» **Problem requirements**
Repeat the whole listing exactly as written.

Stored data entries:

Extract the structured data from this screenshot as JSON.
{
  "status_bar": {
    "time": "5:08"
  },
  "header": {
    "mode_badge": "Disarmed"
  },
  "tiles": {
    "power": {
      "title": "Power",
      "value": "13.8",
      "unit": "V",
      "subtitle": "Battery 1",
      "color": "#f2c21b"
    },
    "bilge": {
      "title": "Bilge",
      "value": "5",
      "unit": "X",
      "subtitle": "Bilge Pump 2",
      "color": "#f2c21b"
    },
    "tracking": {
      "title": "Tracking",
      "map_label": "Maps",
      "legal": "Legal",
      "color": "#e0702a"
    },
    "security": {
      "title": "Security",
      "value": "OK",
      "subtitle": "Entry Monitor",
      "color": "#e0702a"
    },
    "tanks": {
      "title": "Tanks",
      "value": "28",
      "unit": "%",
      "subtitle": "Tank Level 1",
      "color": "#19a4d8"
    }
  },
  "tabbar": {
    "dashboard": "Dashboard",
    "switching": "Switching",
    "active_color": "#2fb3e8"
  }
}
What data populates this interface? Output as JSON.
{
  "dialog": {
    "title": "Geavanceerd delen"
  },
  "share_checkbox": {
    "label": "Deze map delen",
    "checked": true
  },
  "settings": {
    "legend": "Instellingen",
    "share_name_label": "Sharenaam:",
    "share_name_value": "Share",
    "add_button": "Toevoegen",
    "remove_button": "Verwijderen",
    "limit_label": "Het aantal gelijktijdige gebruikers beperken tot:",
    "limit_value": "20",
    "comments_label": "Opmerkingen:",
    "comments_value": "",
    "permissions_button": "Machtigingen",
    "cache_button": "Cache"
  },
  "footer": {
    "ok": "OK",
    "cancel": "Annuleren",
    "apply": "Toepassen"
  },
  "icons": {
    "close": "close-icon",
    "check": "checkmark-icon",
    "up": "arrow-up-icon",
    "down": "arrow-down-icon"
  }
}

» **Solution**
Extract the structured data from this screenshot as JSON.
{
  "status_bar": {
    "time": "5:08"
  },
  "header": {
    "mode_badge": "Disarmed"
  },
  "tiles": {
    "power": {
      "title": "Power",
      "value": "13.8",
      "unit": "V",
      "subtitle": "Battery 1",
      "color": "#f2c21b"
    },
    "bilge": {
      "title": "Bilge",
      "value": "5",
      "unit": "X",
      "subtitle": "Bilge Pump 2",
      "color": "#f2c21b"
    },
    "tracking": {
      "title": "Tracking",
      "map_label": "Maps",
      "legal": "Legal",
      "color": "#e0702a"
    },
    "security": {
      "title": "Security",
      "value": "OK",
      "subtitle": "Entry Monitor",
      "color": "#e0702a"
    },
    "tanks": {
      "title": "Tanks",
      "value": "28",
      "unit": "%",
      "subtitle": "Tank Level 1",
      "color": "#19a4d8"
    }
  },
  "tabbar": {
    "dashboard": "Dashboard",
    "switching": "Switching",
    "active_color": "#2fb3e8"
  }
}
What data populates this interface? Output as JSON.
{
  "dialog": {
    "title": "Geavanceerd delen"
  },
  "share_checkbox": {
    "label": "Deze map delen",
    "checked": true
  },
  "settings": {
    "legend": "Instellingen",
    "share_name_label": "Sharenaam:",
    "share_name_value": "Share",
    "add_button": "Toevoegen",
    "remove_button": "Verwijderen",
    "limit_label": "Het aantal gelijktijdige gebruikers beperken tot:",
    "limit_value": "20",
    "comments_label": "Opmerkingen:",
    "comments_value": "",
    "permissions_button": "Machtigingen",
    "cache_button": "Cache"
  },
  "footer": {
    "ok": "OK",
    "cancel": "Annuleren",
    "apply": "Toepassen"
  },
  "icons": {
    "close": "close-icon",
    "check": "checkmark-icon",
    "up": "arrow-up-icon",
    "down": "arrow-down-icon"
  }
}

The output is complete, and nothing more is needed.